Check every line of the entries for "CPDB", and copy the lines that hold it.

● ● ● ● ● ● ●

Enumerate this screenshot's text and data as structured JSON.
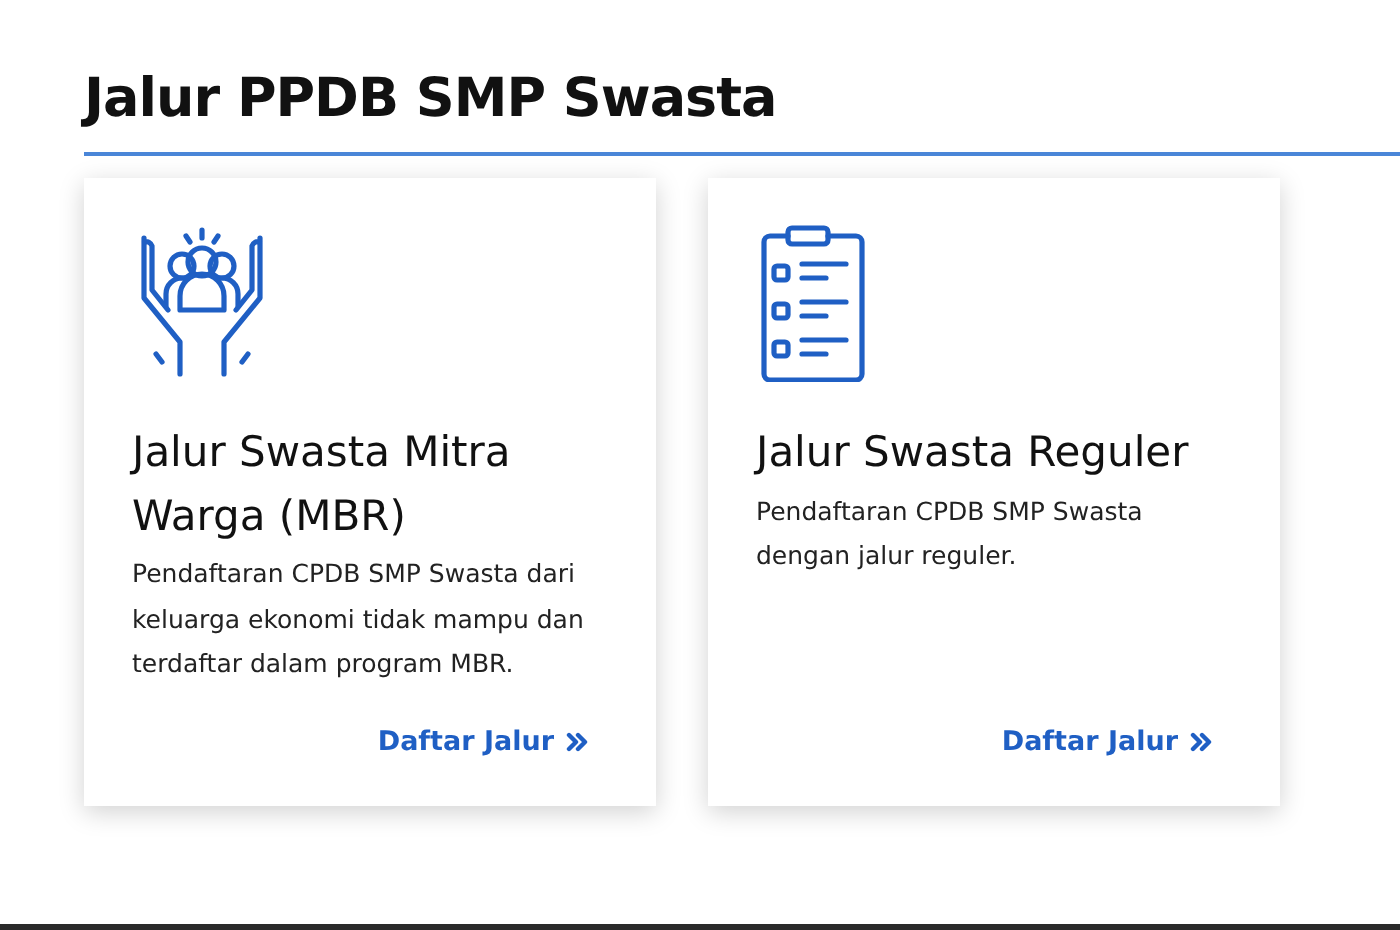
{
  "heading": "Jalur PPDB SMP Swasta",
  "cards": [
    {
      "title": "Jalur Swasta Mitra Warga (MBR)",
      "description": "Pendaftaran CPDB SMP Swasta dari keluarga ekonomi tidak mampu dan terdaftar dalam program MBR.",
      "link": "Daftar Jalur"
    },
    {
      "title": "Jalur Swasta Reguler",
      "description": "Pendaftaran CPDB SMP Swasta dengan jalur reguler.",
      "link": "Daftar Jalur"
    }
  ]
}
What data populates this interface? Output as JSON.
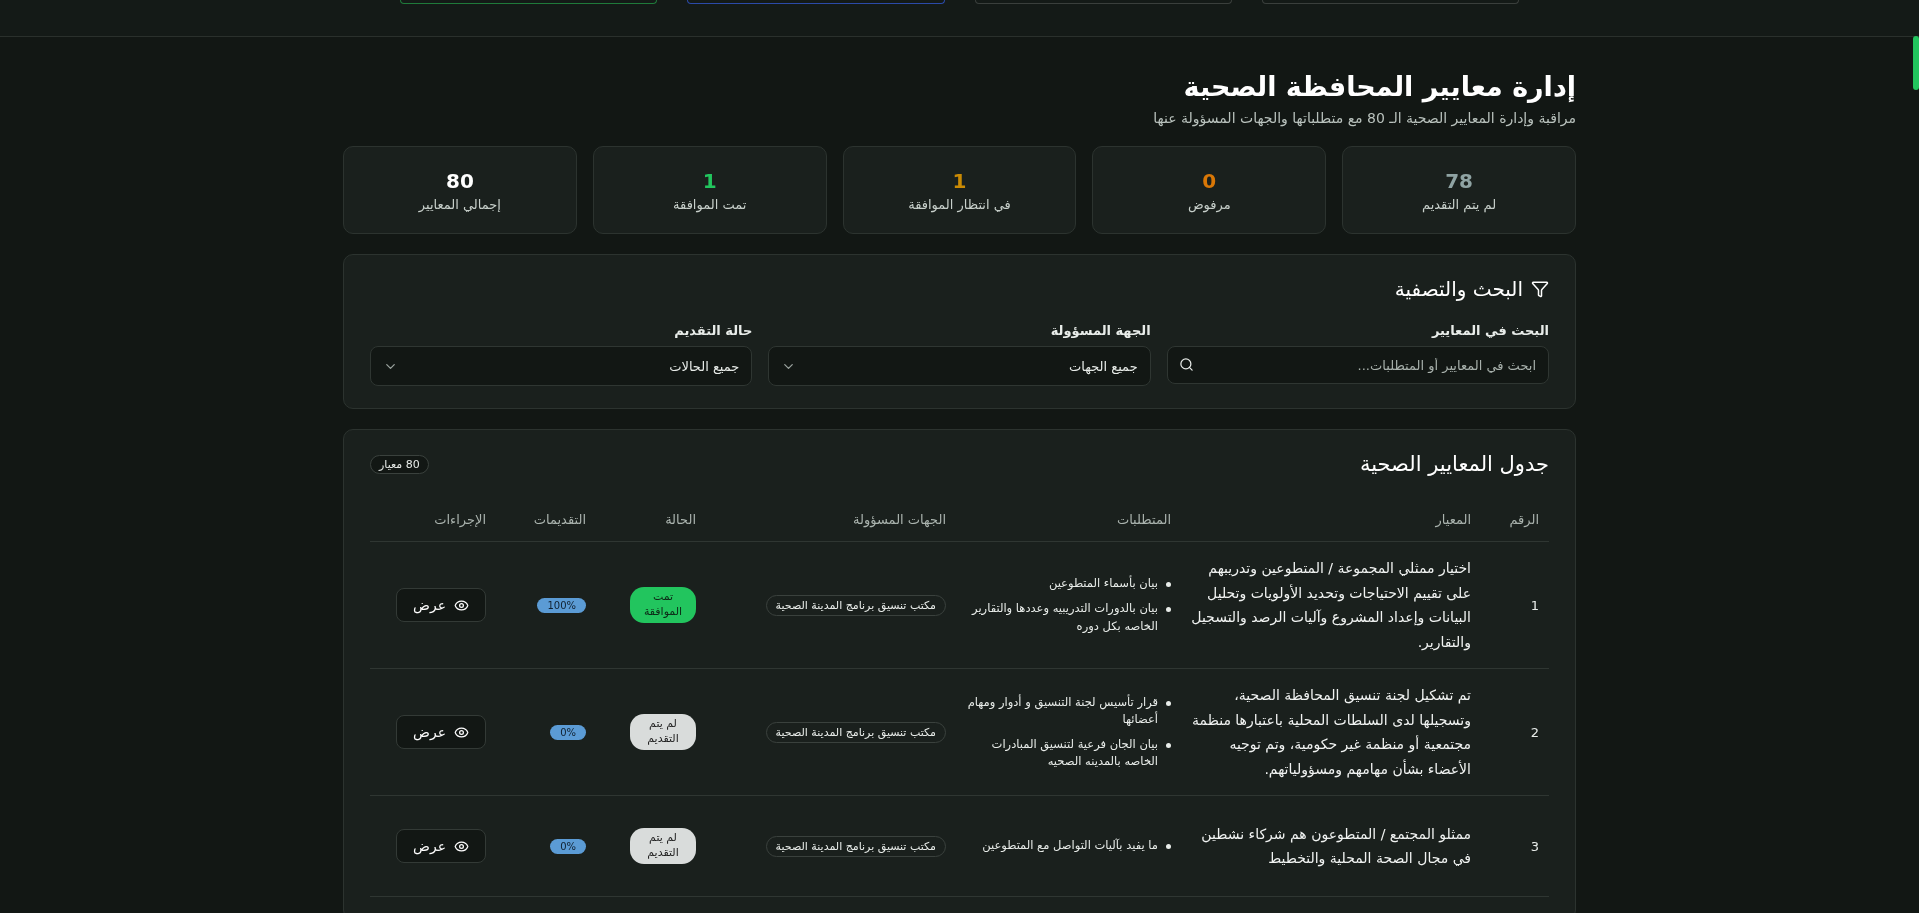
{
  "header": {
    "tabs": [
      {
        "color": "#3a3f3c"
      },
      {
        "color": "#3a3f3c"
      },
      {
        "color": "#2b4aa8"
      },
      {
        "color": "#1f7a3a"
      }
    ]
  },
  "page": {
    "title": "إدارة معايير المحافظة الصحية",
    "subtitle": "مراقبة وإدارة المعايير الصحية الـ 80 مع متطلباتها والجهات المسؤولة عنها"
  },
  "stats": [
    {
      "value": "78",
      "label": "لم يتم التقديم",
      "color": "#8fa3a3"
    },
    {
      "value": "0",
      "label": "مرفوض",
      "color": "#d97706"
    },
    {
      "value": "1",
      "label": "في انتظار الموافقة",
      "color": "#ca8a04"
    },
    {
      "value": "1",
      "label": "تمت الموافقة",
      "color": "#22c55e"
    },
    {
      "value": "80",
      "label": "إجمالي المعايير",
      "color": "#ffffff"
    }
  ],
  "filters": {
    "title": "البحث والتصفية",
    "fields": [
      {
        "kind": "search",
        "label": "البحث في المعايير",
        "placeholder": "ابحث في المعايير أو المتطلبات..."
      },
      {
        "kind": "select",
        "label": "الجهة المسؤولة",
        "value": "جميع الجهات"
      },
      {
        "kind": "select",
        "label": "حالة التقديم",
        "value": "جميع الحالات"
      }
    ]
  },
  "table": {
    "title": "جدول المعايير الصحية",
    "count": "80 معيار",
    "columns": [
      "الرقم",
      "المعيار",
      "المتطلبات",
      "الجهات المسؤولة",
      "الحالة",
      "التقديمات",
      "الإجراءات"
    ],
    "rows": [
      {
        "number": "1",
        "criterion": "اختيار ممثلي المجموعة / المتطوعين وتدريبهم على تقييم الاحتياجات وتحديد الأولويات وتحليل البيانات وإعداد المشروع وآليات الرصد والتسجيل والتقارير.",
        "requirements": [
          "بيان بأسماء المتطوعين",
          "بيان بالدورات التدريبيه وعددها والتقارير الخاصه بكل دوره"
        ],
        "agency": "مكتب تنسيق برنامج المدينة الصحية",
        "status": {
          "kind": "approved",
          "label": "تمت الموافقة"
        },
        "progress": "100%",
        "action": "عرض"
      },
      {
        "number": "2",
        "criterion": "تم تشكيل لجنة تنسيق المحافظة الصحية، وتسجيلها لدى السلطات المحلية باعتبارها منظمة مجتمعية أو منظمة غير حكومية، وتم توجيه الأعضاء بشأن مهامهم ومسؤولياتهم.",
        "requirements": [
          "قرار تأسيس لجنة التنسيق و أدوار ومهام أعضائها",
          "بيان الجان فرعية لتنسيق المبادرات الخاصه بالمدينه الصحيه"
        ],
        "agency": "مكتب تنسيق برنامج المدينة الصحية",
        "status": {
          "kind": "not_submitted",
          "label": "لم يتم التقديم"
        },
        "progress": "0%",
        "action": "عرض"
      },
      {
        "number": "3",
        "criterion": "ممثلو المجتمع / المتطوعون هم شركاء نشطين في مجال الصحة المحلية والتخطيط",
        "requirements": [
          "ما يفيد بآليات التواصل مع المتطوعين"
        ],
        "agency": "مكتب تنسيق برنامج المدينة الصحية",
        "status": {
          "kind": "not_submitted",
          "label": "لم يتم التقديم"
        },
        "progress": "0%",
        "action": "عرض"
      }
    ]
  }
}
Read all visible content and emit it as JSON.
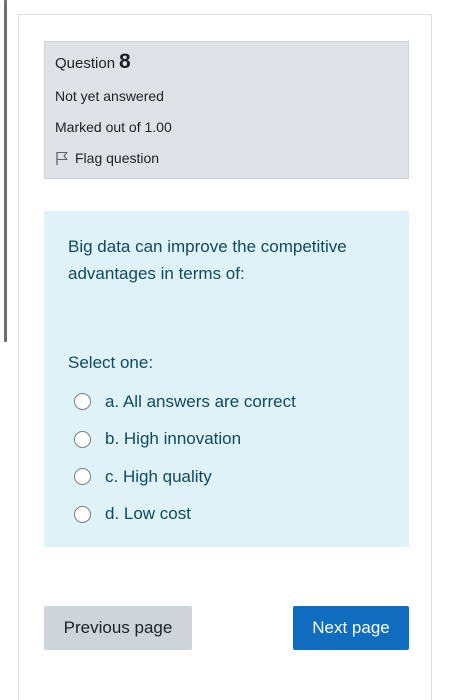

● ● ● ● ● ● ●

§ **Correct response**
      "description": "Pendaftaran CPDB SMP Swasta dari keluarga ekonomi tidak mampu dan terdaftar dalam program MBR.",
      "description": "Pendaftaran CPDB SMP Swasta dengan jalur reguler.",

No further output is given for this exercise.